**Set task**
From the listing below, gather and copy out every line that contains the word "coordinate".

**Records supplied**
——

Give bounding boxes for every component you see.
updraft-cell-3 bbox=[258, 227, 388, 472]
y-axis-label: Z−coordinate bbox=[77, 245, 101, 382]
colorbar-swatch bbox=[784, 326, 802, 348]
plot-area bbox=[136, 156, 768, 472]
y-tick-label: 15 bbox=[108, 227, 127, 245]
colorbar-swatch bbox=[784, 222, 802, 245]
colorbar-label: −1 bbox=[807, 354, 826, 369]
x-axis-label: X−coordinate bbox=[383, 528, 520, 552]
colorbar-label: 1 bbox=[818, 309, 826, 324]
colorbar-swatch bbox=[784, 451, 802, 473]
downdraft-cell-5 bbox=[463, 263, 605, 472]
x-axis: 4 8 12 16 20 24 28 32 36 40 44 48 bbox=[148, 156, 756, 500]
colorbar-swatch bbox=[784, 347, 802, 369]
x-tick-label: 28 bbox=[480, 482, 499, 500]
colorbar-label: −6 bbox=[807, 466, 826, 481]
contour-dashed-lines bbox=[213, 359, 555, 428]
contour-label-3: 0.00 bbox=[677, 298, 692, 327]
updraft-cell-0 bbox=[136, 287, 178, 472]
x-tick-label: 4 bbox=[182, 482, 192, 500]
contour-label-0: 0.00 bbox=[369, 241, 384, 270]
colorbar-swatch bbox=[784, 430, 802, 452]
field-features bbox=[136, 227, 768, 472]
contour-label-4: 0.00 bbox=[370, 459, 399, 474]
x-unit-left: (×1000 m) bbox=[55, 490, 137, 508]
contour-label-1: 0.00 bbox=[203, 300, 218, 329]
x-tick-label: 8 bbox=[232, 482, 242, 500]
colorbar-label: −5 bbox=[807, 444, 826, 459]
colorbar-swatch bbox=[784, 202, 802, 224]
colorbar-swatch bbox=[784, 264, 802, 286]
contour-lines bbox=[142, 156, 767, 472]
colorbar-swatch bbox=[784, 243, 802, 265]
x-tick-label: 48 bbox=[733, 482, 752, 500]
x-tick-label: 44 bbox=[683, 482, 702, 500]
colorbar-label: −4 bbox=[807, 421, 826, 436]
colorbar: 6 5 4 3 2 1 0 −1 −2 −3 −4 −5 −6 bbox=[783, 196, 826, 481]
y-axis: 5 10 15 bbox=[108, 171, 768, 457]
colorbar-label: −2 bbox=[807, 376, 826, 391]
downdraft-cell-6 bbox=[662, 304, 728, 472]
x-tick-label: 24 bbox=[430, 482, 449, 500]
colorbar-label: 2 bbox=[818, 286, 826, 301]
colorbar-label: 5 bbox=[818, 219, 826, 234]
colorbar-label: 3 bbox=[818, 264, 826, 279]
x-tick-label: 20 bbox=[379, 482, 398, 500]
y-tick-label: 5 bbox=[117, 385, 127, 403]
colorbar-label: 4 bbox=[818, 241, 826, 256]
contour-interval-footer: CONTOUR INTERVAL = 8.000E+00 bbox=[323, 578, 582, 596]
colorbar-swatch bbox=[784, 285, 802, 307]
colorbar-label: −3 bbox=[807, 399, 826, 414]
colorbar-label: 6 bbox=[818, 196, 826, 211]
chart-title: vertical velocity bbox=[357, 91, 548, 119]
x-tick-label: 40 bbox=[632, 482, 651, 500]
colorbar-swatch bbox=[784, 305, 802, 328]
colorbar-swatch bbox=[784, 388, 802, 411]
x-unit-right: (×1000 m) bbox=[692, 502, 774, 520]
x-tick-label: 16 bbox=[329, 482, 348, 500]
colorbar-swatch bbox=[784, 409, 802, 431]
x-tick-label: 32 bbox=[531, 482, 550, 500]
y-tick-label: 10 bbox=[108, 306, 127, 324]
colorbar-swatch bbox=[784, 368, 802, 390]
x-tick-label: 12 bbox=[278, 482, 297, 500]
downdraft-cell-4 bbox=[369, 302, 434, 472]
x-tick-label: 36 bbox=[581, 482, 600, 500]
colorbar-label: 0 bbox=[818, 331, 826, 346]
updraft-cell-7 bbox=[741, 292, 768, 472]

——

**Exercise output**
y-axis-label: Z−coordinate bbox=[77, 245, 101, 382]
x-axis-label: X−coordinate bbox=[383, 528, 520, 552]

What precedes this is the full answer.